───── Task material ─────
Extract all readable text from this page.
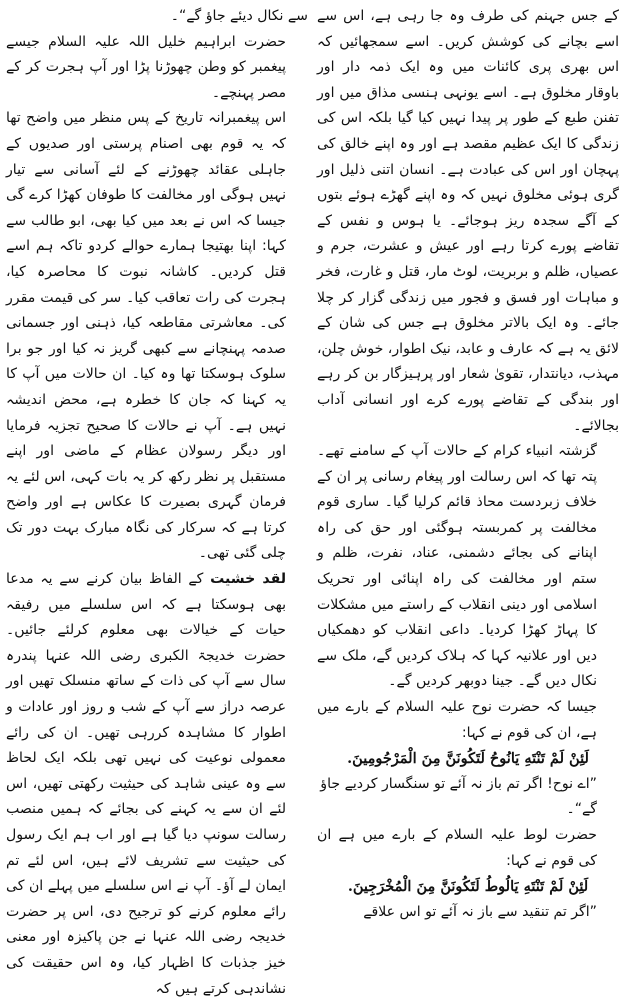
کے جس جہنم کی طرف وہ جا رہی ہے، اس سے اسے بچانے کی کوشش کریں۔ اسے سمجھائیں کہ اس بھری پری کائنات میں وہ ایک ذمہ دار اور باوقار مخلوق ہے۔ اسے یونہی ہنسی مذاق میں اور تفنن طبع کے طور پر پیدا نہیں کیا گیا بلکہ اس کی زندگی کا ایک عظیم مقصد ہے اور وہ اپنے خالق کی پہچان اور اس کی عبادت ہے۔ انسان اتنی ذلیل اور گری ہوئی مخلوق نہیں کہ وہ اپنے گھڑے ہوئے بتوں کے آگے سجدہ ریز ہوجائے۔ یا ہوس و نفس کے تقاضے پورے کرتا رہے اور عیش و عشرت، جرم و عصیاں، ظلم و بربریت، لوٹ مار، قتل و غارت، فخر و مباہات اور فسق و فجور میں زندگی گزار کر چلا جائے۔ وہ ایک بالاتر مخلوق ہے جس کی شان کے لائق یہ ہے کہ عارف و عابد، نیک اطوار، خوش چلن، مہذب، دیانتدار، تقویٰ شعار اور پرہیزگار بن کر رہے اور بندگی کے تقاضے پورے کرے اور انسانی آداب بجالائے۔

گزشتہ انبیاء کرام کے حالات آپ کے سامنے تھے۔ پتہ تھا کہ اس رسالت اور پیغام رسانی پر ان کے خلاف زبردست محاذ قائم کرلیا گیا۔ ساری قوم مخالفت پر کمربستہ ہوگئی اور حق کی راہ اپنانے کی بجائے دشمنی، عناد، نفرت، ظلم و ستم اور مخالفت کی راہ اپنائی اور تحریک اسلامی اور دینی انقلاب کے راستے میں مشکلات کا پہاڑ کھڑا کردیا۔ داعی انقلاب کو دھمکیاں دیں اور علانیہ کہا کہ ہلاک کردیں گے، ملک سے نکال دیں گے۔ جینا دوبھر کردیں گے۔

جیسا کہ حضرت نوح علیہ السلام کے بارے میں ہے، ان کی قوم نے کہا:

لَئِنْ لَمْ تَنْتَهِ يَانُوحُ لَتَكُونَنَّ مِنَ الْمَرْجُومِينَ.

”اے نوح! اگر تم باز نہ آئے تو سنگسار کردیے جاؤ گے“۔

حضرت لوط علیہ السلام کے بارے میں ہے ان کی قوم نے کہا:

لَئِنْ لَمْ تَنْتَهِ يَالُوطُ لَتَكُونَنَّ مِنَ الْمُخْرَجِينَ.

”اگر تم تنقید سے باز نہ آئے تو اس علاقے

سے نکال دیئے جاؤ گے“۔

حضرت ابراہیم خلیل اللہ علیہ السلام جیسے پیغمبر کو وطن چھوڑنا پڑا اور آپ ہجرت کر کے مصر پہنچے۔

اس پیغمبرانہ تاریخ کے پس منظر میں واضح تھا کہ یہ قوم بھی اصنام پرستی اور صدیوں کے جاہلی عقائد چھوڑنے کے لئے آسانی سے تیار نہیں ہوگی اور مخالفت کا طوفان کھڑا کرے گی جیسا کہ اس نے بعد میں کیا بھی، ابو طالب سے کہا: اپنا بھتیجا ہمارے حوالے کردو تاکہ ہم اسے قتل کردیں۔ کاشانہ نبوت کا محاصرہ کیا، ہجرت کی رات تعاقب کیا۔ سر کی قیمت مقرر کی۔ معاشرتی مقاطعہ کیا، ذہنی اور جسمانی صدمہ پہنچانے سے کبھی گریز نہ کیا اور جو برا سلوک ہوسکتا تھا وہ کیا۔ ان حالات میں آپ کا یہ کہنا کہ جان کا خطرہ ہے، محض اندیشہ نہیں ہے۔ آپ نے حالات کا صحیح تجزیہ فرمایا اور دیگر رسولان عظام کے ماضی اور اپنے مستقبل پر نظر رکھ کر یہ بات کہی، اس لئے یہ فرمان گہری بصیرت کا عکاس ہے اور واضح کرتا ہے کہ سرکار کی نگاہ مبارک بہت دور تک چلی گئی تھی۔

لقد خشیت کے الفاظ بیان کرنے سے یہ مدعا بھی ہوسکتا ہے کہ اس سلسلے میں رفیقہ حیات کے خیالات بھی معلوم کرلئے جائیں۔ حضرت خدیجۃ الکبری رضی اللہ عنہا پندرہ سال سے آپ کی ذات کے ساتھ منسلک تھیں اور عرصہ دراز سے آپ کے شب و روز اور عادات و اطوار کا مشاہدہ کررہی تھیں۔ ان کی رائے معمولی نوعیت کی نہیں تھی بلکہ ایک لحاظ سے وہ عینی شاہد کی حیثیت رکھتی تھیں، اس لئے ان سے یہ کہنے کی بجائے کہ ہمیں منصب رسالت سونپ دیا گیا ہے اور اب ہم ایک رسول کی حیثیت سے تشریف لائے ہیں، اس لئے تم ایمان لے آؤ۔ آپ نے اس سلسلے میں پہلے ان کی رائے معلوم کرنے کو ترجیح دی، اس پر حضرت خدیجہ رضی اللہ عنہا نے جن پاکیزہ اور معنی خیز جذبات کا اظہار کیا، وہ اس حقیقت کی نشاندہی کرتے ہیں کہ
─────
───── Task material ─────
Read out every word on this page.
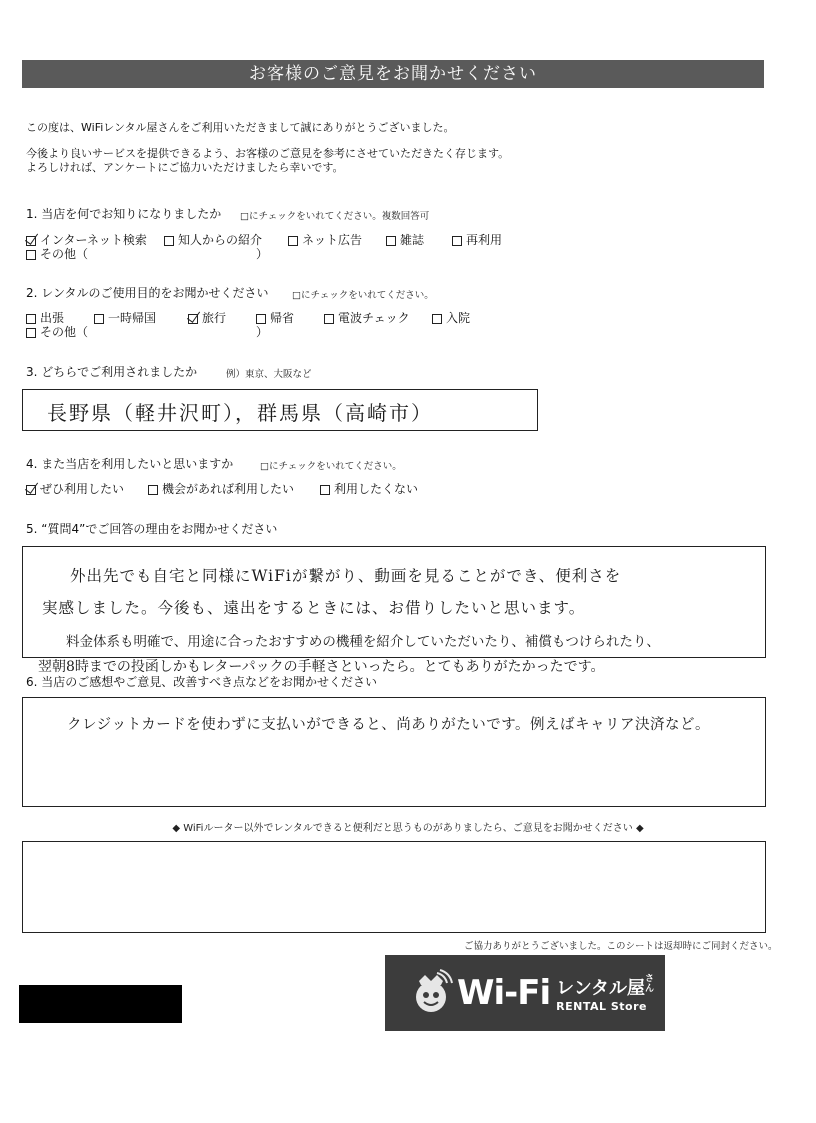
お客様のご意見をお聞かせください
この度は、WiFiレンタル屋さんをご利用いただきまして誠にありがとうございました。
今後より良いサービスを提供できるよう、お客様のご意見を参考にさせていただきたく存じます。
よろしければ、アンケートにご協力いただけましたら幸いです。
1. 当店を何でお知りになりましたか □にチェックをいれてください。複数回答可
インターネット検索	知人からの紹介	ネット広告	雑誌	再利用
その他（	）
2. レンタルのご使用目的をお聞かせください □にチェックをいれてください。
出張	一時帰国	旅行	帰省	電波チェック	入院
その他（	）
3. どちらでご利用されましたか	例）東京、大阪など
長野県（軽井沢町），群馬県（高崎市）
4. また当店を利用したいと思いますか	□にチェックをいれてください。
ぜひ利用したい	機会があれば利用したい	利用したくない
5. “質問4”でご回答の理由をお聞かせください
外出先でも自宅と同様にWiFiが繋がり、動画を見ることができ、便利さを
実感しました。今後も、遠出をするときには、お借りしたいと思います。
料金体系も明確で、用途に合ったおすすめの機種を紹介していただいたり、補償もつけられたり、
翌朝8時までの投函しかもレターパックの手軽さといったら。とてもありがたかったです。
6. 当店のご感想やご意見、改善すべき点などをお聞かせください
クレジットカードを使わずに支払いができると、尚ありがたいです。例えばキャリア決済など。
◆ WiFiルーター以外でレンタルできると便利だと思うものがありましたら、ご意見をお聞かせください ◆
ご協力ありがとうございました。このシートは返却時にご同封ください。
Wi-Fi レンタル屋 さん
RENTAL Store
─────
───── Task material ─────
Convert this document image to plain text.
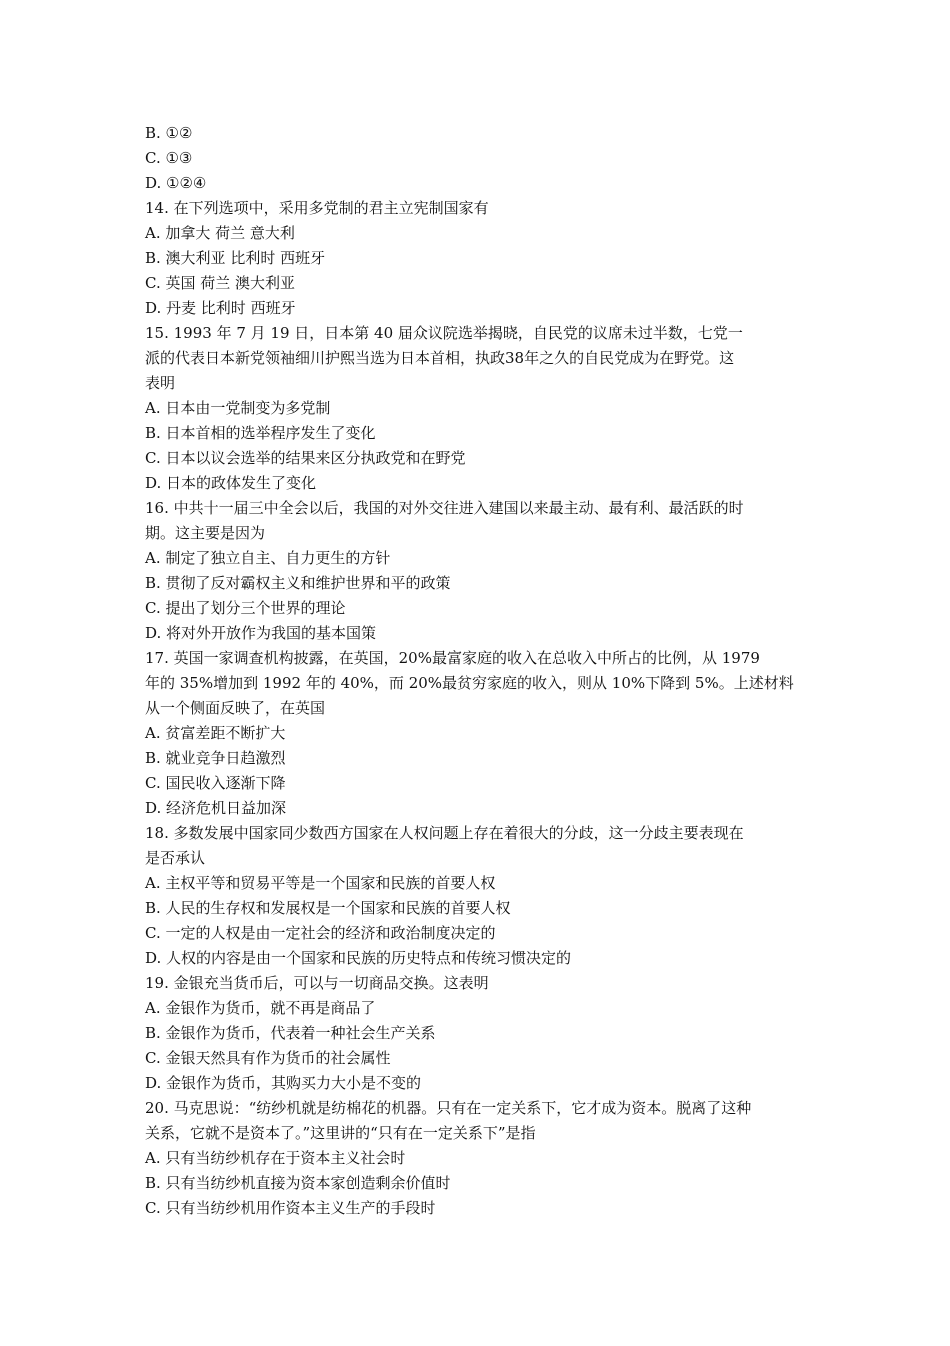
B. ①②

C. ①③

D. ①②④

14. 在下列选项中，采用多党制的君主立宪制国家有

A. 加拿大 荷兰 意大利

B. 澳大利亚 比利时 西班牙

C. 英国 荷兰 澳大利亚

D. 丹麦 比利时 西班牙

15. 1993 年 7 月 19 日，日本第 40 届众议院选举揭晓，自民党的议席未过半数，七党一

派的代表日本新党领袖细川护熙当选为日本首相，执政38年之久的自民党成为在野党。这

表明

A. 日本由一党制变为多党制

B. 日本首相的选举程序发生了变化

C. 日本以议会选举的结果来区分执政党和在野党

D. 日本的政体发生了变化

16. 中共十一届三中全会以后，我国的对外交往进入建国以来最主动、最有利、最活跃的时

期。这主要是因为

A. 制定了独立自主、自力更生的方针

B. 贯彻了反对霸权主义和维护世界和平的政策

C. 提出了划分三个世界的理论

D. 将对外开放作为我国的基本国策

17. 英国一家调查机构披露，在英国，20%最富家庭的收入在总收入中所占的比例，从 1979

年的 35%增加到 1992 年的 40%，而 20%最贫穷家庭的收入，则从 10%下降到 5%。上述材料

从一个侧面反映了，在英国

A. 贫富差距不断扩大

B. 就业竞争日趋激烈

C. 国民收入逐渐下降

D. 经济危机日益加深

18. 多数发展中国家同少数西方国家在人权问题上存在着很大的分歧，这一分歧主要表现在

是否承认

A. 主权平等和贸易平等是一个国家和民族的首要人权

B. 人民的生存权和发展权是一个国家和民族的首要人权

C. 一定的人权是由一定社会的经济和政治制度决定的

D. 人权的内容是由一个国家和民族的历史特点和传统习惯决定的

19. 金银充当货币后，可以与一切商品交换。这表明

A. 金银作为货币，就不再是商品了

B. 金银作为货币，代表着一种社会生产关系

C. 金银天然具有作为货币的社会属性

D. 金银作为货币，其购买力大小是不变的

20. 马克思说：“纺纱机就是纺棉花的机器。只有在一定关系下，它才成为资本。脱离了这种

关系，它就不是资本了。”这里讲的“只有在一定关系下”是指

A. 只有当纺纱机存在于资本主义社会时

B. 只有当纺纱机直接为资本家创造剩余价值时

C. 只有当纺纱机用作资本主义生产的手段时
─────
**Problem description**
Say how many lines above hold the word "السلام", giving only the count.

**Solution for this problem**
3